- _What is asked_:
Filter the lines below, copying only those with the string "value".

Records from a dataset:
________________________________________

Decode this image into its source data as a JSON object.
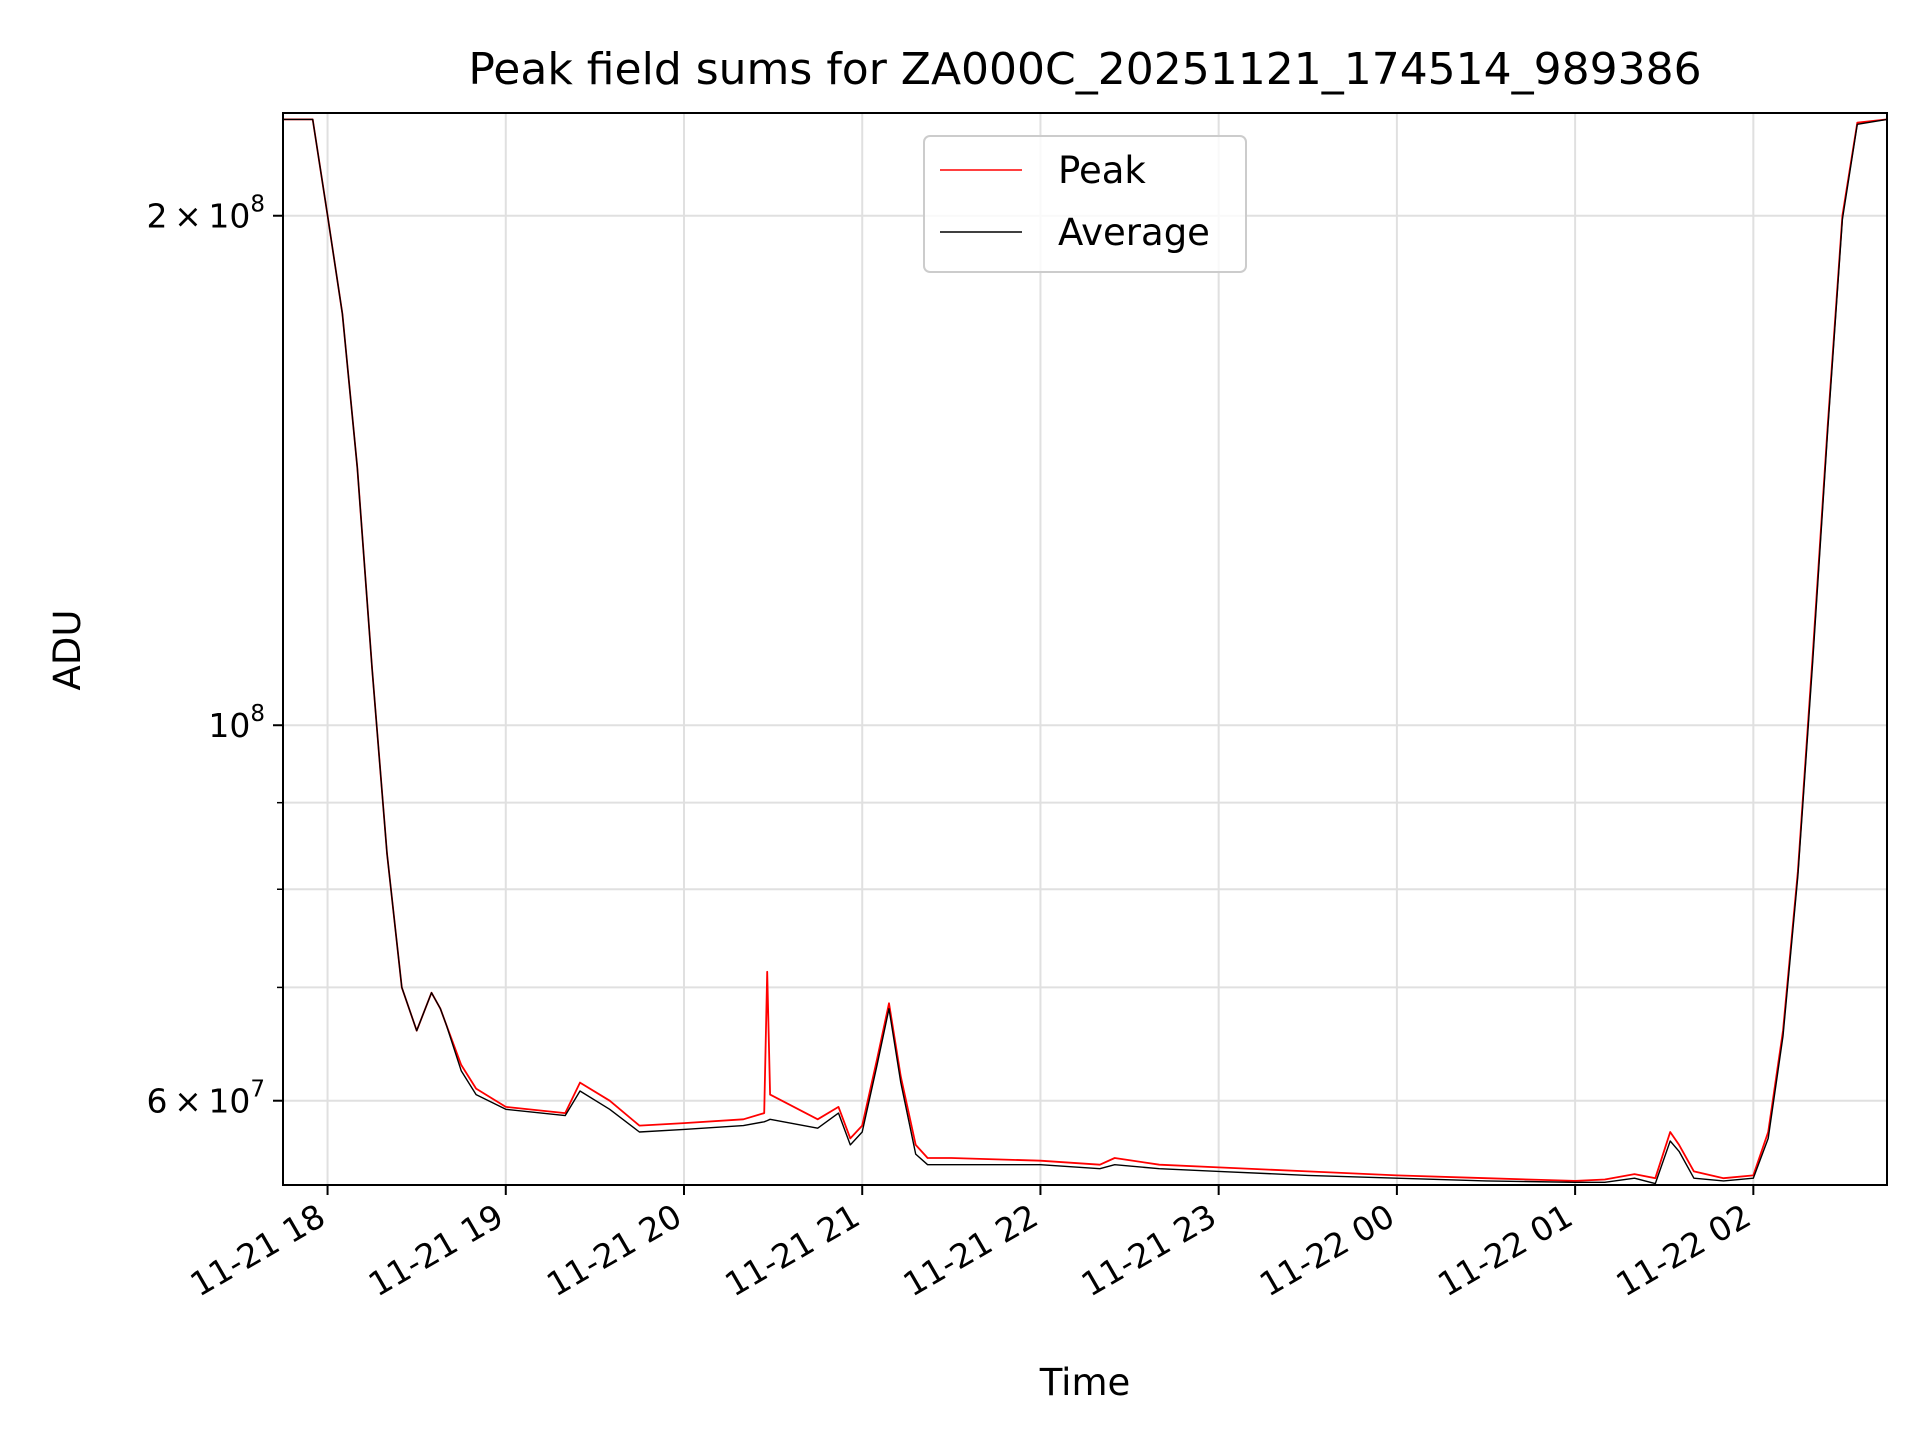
{
  "chart_data": {
    "type": "line",
    "title": "Peak field sums for ZA000C_20251121_174514_989386",
    "xlabel": "Time",
    "ylabel": "ADU",
    "yscale": "log",
    "ylim": [
      53500000,
      230000000
    ],
    "xlim": [
      "2025-11-21 17:45",
      "2025-11-22 02:45"
    ],
    "grid": true,
    "legend_position": "top-center",
    "x_ticks": [
      "11-21 18",
      "11-21 19",
      "11-21 20",
      "11-21 21",
      "11-21 22",
      "11-21 23",
      "11-22 00",
      "11-22 01",
      "11-22 02"
    ],
    "y_ticks_major": [
      {
        "label_base": "10",
        "label_exp": "8",
        "value": 100000000
      },
      {
        "label_base": "",
        "label_exp": "",
        "value": 0
      }
    ],
    "y_tick_labels": [
      {
        "mant": "2",
        "exp": "8",
        "value": 200000000
      },
      {
        "mant": "",
        "exp": "8",
        "value": 100000000
      },
      {
        "mant": "6",
        "exp": "7",
        "value": 60000000
      }
    ],
    "y_minor_ticks": [
      70000000,
      80000000,
      90000000
    ],
    "series": [
      {
        "name": "Peak",
        "color": "#ff0000",
        "x": [
          "2025-11-21 17:45",
          "2025-11-21 17:55",
          "2025-11-21 18:00",
          "2025-11-21 18:05",
          "2025-11-21 18:10",
          "2025-11-21 18:15",
          "2025-11-21 18:20",
          "2025-11-21 18:25",
          "2025-11-21 18:30",
          "2025-11-21 18:35",
          "2025-11-21 18:38",
          "2025-11-21 18:40",
          "2025-11-21 18:45",
          "2025-11-21 18:50",
          "2025-11-21 19:00",
          "2025-11-21 19:20",
          "2025-11-21 19:25",
          "2025-11-21 19:35",
          "2025-11-21 19:45",
          "2025-11-21 20:00",
          "2025-11-21 20:20",
          "2025-11-21 20:27",
          "2025-11-21 20:28",
          "2025-11-21 20:29",
          "2025-11-21 20:45",
          "2025-11-21 20:52",
          "2025-11-21 20:56",
          "2025-11-21 21:00",
          "2025-11-21 21:05",
          "2025-11-21 21:09",
          "2025-11-21 21:13",
          "2025-11-21 21:18",
          "2025-11-21 21:22",
          "2025-11-21 21:30",
          "2025-11-21 22:00",
          "2025-11-21 22:20",
          "2025-11-21 22:25",
          "2025-11-21 22:40",
          "2025-11-21 23:00",
          "2025-11-21 23:30",
          "2025-11-22 00:00",
          "2025-11-22 00:30",
          "2025-11-22 01:00",
          "2025-11-22 01:10",
          "2025-11-22 01:20",
          "2025-11-22 01:27",
          "2025-11-22 01:32",
          "2025-11-22 01:35",
          "2025-11-22 01:40",
          "2025-11-22 01:50",
          "2025-11-22 02:00",
          "2025-11-22 02:05",
          "2025-11-22 02:10",
          "2025-11-22 02:15",
          "2025-11-22 02:20",
          "2025-11-22 02:25",
          "2025-11-22 02:30",
          "2025-11-22 02:35",
          "2025-11-22 02:45"
        ],
        "y": [
          228000000,
          228000000,
          200000000,
          175000000,
          142000000,
          108000000,
          84000000,
          70000000,
          66000000,
          69500000,
          68000000,
          66500000,
          63000000,
          61000000,
          59500000,
          59000000,
          61500000,
          60000000,
          58000000,
          58200000,
          58500000,
          59000000,
          71500000,
          60500000,
          58500000,
          59500000,
          57000000,
          58000000,
          63500000,
          68500000,
          62000000,
          56500000,
          55500000,
          55500000,
          55300000,
          55000000,
          55500000,
          55000000,
          54800000,
          54500000,
          54200000,
          54000000,
          53800000,
          53900000,
          54300000,
          54000000,
          57500000,
          56500000,
          54500000,
          54000000,
          54200000,
          57500000,
          66000000,
          82000000,
          110000000,
          150000000,
          200000000,
          227000000,
          228000000
        ]
      },
      {
        "name": "Average",
        "color": "#000000",
        "x": [
          "2025-11-21 17:45",
          "2025-11-21 17:55",
          "2025-11-21 18:00",
          "2025-11-21 18:05",
          "2025-11-21 18:10",
          "2025-11-21 18:15",
          "2025-11-21 18:20",
          "2025-11-21 18:25",
          "2025-11-21 18:30",
          "2025-11-21 18:35",
          "2025-11-21 18:38",
          "2025-11-21 18:40",
          "2025-11-21 18:45",
          "2025-11-21 18:50",
          "2025-11-21 19:00",
          "2025-11-21 19:20",
          "2025-11-21 19:25",
          "2025-11-21 19:35",
          "2025-11-21 19:45",
          "2025-11-21 20:00",
          "2025-11-21 20:20",
          "2025-11-21 20:27",
          "2025-11-21 20:28",
          "2025-11-21 20:29",
          "2025-11-21 20:45",
          "2025-11-21 20:52",
          "2025-11-21 20:56",
          "2025-11-21 21:00",
          "2025-11-21 21:05",
          "2025-11-21 21:09",
          "2025-11-21 21:13",
          "2025-11-21 21:18",
          "2025-11-21 21:22",
          "2025-11-21 21:30",
          "2025-11-21 22:00",
          "2025-11-21 22:20",
          "2025-11-21 22:25",
          "2025-11-21 22:40",
          "2025-11-21 23:00",
          "2025-11-21 23:30",
          "2025-11-22 00:00",
          "2025-11-22 00:30",
          "2025-11-22 01:00",
          "2025-11-22 01:10",
          "2025-11-22 01:20",
          "2025-11-22 01:27",
          "2025-11-22 01:32",
          "2025-11-22 01:35",
          "2025-11-22 01:40",
          "2025-11-22 01:50",
          "2025-11-22 02:00",
          "2025-11-22 02:05",
          "2025-11-22 02:10",
          "2025-11-22 02:15",
          "2025-11-22 02:20",
          "2025-11-22 02:25",
          "2025-11-22 02:30",
          "2025-11-22 02:35",
          "2025-11-22 02:45"
        ],
        "y": [
          228000000,
          228000000,
          200000000,
          175000000,
          142000000,
          108000000,
          84000000,
          70000000,
          66000000,
          69500000,
          68000000,
          66500000,
          62500000,
          60500000,
          59300000,
          58800000,
          60800000,
          59300000,
          57500000,
          57700000,
          58000000,
          58300000,
          58400000,
          58500000,
          57800000,
          59000000,
          56500000,
          57500000,
          63000000,
          68000000,
          61500000,
          55800000,
          55000000,
          55000000,
          55000000,
          54700000,
          55000000,
          54700000,
          54500000,
          54200000,
          54000000,
          53800000,
          53700000,
          53700000,
          54000000,
          53600000,
          56800000,
          56000000,
          54000000,
          53800000,
          54000000,
          57000000,
          65500000,
          81500000,
          109000000,
          149000000,
          199000000,
          226500000,
          228000000
        ]
      }
    ]
  }
}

________________________________________

- _Written response_:
        "value": 100000000
        "value": 0
        "value": 200000000
        "value": 100000000
        "value": 60000000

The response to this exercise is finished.